[Image region annotations]

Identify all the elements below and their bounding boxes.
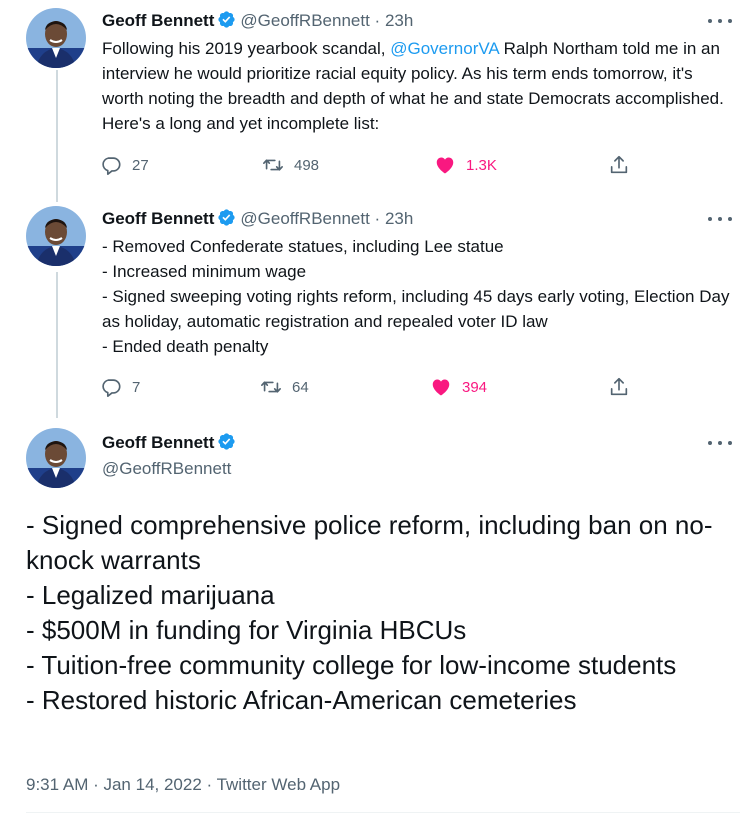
- author-name[interactable]: Geoff Bennett: [102, 433, 214, 452]
- share-button[interactable]: [608, 375, 630, 399]
- tweet-timestamp[interactable]: 9:31 AM · Jan 14, 2022 · Twitter Web App: [26, 774, 340, 796]
- like-button[interactable]: 394: [430, 375, 487, 399]
- author-handle[interactable]: @GeoffRBennett: [240, 11, 369, 30]
- heart-icon: [436, 157, 454, 174]
- retweet-icon: [261, 381, 281, 393]
- tweet-text: - Removed Confederate statues, including…: [102, 237, 730, 356]
- tweet-header: Geoff Bennett @GeoffRBennett · 23h: [102, 10, 413, 35]
- avatar[interactable]: [26, 428, 86, 488]
- tweet-header: Geoff Bennett @GeoffRBennett · 23h: [102, 208, 413, 233]
- more-icon[interactable]: [708, 16, 732, 26]
- heart-icon: [432, 379, 450, 396]
- tweet-time[interactable]: 23h: [385, 11, 413, 30]
- retweet-button[interactable]: 64: [260, 375, 309, 399]
- reply-icon: [102, 157, 121, 175]
- like-count: 1.3K: [466, 156, 497, 174]
- avatar[interactable]: [26, 8, 86, 68]
- author-name[interactable]: Geoff Bennett: [102, 209, 214, 228]
- avatar[interactable]: [26, 206, 86, 266]
- verified-badge-icon: [217, 432, 236, 457]
- divider: [26, 812, 740, 813]
- separator: ·: [374, 11, 381, 30]
- retweet-icon: [263, 159, 283, 171]
- reply-count: 27: [132, 156, 149, 174]
- reply-button[interactable]: 7: [100, 375, 140, 399]
- tweet-actions: 27 498 1.3K: [100, 153, 640, 177]
- tweet-time[interactable]: 23h: [385, 209, 413, 228]
- more-icon[interactable]: [708, 438, 732, 448]
- author-name[interactable]: Geoff Bennett: [102, 11, 214, 30]
- retweet-count: 498: [294, 156, 320, 174]
- tweet-actions: 7 64 394: [100, 375, 640, 399]
- reply-icon: [102, 379, 121, 397]
- reply-button[interactable]: 27: [100, 153, 149, 177]
- more-icon[interactable]: [708, 214, 732, 224]
- thread-line: [56, 272, 58, 418]
- thread-line: [56, 70, 58, 202]
- share-icon: [610, 155, 628, 174]
- verified-badge-icon: [217, 208, 236, 233]
- verified-badge-icon: [217, 10, 236, 35]
- like-button[interactable]: 1.3K: [434, 153, 497, 177]
- separator: ·: [374, 209, 381, 228]
- author-name-row: Geoff Bennett: [102, 432, 240, 457]
- author-handle[interactable]: @GeoffRBennett: [102, 458, 231, 480]
- share-button[interactable]: [608, 153, 630, 177]
- reply-count: 7: [132, 378, 141, 396]
- main-tweet-text: - Signed comprehensive police reform, in…: [26, 510, 713, 715]
- retweet-count: 64: [292, 378, 309, 396]
- mention-link[interactable]: @GovernorVA: [390, 39, 499, 58]
- retweet-button[interactable]: 498: [262, 153, 319, 177]
- author-handle[interactable]: @GeoffRBennett: [240, 209, 369, 228]
- like-count: 394: [462, 378, 488, 396]
- share-icon: [610, 377, 628, 396]
- tweet-text: Following his 2019 yearbook scandal, @Go…: [102, 39, 724, 133]
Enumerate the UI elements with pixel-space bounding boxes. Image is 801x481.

Given request: Please copy the lines of the material above word for word, starting with the line that contains "- author-name[interactable]: Geoff Bennett: [102, 433, 214, 452]" and going on through the line that contains "- tweet-time[interactable]: 23h: [385, 11, 413, 30]", including both of those lines.

Exercise output:
- author-name[interactable]: Geoff Bennett: [102, 433, 214, 452]
- share-button[interactable]: [608, 375, 630, 399]
- tweet-timestamp[interactable]: 9:31 AM · Jan 14, 2022 · Twitter Web App: [26, 774, 340, 796]
- like-button[interactable]: 394: [430, 375, 487, 399]
- author-handle[interactable]: @GeoffRBennett: [240, 11, 369, 30]
- heart-icon: [436, 157, 454, 174]
- retweet-icon: [261, 381, 281, 393]
- tweet-text: - Removed Confederate statues, including…: [102, 237, 730, 356]
- tweet-header: Geoff Bennett @GeoffRBennett · 23h: [102, 10, 413, 35]
- avatar[interactable]: [26, 428, 86, 488]
- tweet-header: Geoff Bennett @GeoffRBennett · 23h: [102, 208, 413, 233]
- more-icon[interactable]: [708, 16, 732, 26]
- heart-icon: [432, 379, 450, 396]
- tweet-time[interactable]: 23h: [385, 11, 413, 30]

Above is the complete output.